** START OF Listed entries **

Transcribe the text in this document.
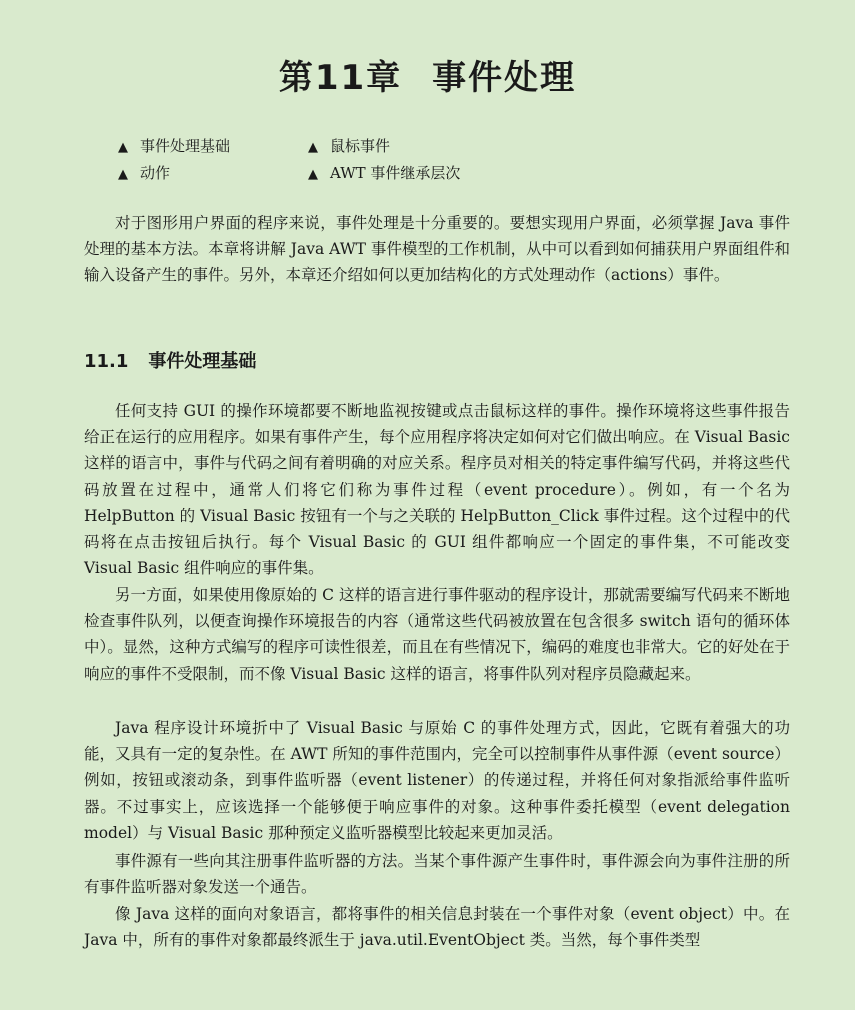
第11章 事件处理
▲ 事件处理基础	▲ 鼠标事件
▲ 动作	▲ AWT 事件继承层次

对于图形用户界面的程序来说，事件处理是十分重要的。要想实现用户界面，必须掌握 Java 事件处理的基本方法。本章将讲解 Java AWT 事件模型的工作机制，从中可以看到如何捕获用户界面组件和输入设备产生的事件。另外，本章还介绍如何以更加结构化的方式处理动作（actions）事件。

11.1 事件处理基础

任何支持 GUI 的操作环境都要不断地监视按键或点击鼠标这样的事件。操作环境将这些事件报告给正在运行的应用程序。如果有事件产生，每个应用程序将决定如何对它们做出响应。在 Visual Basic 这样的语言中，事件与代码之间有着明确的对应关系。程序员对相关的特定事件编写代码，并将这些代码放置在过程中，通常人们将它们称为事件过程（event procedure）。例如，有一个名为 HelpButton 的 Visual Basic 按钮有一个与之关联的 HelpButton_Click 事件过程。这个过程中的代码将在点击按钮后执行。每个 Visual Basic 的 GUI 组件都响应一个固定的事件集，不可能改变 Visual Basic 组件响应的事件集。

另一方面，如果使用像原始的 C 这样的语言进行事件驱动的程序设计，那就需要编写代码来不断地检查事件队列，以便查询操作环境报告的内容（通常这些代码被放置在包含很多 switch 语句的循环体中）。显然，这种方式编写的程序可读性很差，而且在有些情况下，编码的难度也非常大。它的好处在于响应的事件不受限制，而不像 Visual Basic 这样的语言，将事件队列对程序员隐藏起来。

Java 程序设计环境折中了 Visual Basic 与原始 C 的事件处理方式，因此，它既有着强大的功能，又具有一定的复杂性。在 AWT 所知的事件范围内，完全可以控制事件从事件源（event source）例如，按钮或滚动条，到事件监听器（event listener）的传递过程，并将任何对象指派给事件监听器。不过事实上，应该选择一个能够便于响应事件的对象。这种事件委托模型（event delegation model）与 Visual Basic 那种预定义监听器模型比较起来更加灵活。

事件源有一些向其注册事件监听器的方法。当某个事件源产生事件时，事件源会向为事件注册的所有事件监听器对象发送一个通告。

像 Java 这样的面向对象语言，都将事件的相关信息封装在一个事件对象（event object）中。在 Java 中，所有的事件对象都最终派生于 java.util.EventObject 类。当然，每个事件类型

** END OF Listed entries **
** START OF Listed entries **

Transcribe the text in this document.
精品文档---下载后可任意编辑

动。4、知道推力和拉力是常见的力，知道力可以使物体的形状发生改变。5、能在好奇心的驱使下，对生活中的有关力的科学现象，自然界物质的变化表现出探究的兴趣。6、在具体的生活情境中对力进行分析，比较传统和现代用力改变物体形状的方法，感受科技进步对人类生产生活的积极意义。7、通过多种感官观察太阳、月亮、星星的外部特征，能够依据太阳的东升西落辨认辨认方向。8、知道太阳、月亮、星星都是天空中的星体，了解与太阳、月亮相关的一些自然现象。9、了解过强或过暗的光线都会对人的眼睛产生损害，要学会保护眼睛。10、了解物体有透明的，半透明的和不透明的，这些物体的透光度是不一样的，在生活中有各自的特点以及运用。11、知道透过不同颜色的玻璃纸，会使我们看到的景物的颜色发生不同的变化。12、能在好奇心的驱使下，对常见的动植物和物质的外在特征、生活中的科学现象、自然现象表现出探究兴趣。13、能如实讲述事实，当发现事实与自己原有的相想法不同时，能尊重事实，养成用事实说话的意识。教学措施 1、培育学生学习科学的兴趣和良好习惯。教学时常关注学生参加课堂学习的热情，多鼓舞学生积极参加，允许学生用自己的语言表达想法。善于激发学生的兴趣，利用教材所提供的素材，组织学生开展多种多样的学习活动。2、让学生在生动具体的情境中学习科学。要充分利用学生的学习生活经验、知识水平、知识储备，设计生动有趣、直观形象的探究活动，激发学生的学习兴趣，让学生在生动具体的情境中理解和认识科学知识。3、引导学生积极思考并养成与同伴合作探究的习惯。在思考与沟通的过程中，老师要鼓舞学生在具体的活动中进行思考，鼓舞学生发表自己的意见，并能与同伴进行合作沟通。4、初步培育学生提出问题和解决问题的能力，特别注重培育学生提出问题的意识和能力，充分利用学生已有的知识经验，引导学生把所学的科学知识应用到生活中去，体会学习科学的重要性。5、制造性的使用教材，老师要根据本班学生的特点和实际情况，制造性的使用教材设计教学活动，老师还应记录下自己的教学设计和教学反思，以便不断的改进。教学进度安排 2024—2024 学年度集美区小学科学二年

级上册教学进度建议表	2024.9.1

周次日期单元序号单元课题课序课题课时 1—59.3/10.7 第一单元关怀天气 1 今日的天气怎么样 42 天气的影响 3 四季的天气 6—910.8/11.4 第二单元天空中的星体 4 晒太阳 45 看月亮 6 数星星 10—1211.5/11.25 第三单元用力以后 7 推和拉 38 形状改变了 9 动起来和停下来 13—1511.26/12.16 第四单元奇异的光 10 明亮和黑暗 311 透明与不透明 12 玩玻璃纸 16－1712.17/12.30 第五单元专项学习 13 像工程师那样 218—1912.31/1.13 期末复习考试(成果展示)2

** END OF Listed entries **

Copy every single line of the material above that holds "Basic".

Exercise output.
任何支持 GUI 的操作环境都要不断地监视按键或点击鼠标这样的事件。操作环境将这些事件报告给正在运行的应用程序。如果有事件产生，每个应用程序将决定如何对它们做出响应。在 Visual Basic 这样的语言中，事件与代码之间有着明确的对应关系。程序员对相关的特定事件编写代码，并将这些代码放置在过程中，通常人们将它们称为事件过程（event procedure）。例如，有一个名为 HelpButton 的 Visual Basic 按钮有一个与之关联的 HelpButton_Click 事件过程。这个过程中的代码将在点击按钮后执行。每个 Visual Basic 的 GUI 组件都响应一个固定的事件集，不可能改变 Visual Basic 组件响应的事件集。
另一方面，如果使用像原始的 C 这样的语言进行事件驱动的程序设计，那就需要编写代码来不断地检查事件队列，以便查询操作环境报告的内容（通常这些代码被放置在包含很多 switch 语句的循环体中）。显然，这种方式编写的程序可读性很差，而且在有些情况下，编码的难度也非常大。它的好处在于响应的事件不受限制，而不像 Visual Basic 这样的语言，将事件队列对程序员隐藏起来。
Java 程序设计环境折中了 Visual Basic 与原始 C 的事件处理方式，因此，它既有着强大的功能，又具有一定的复杂性。在 AWT 所知的事件范围内，完全可以控制事件从事件源（event source）例如，按钮或滚动条，到事件监听器（event listener）的传递过程，并将任何对象指派给事件监听器。不过事实上，应该选择一个能够便于响应事件的对象。这种事件委托模型（event delegation model）与 Visual Basic 那种预定义监听器模型比较起来更加灵活。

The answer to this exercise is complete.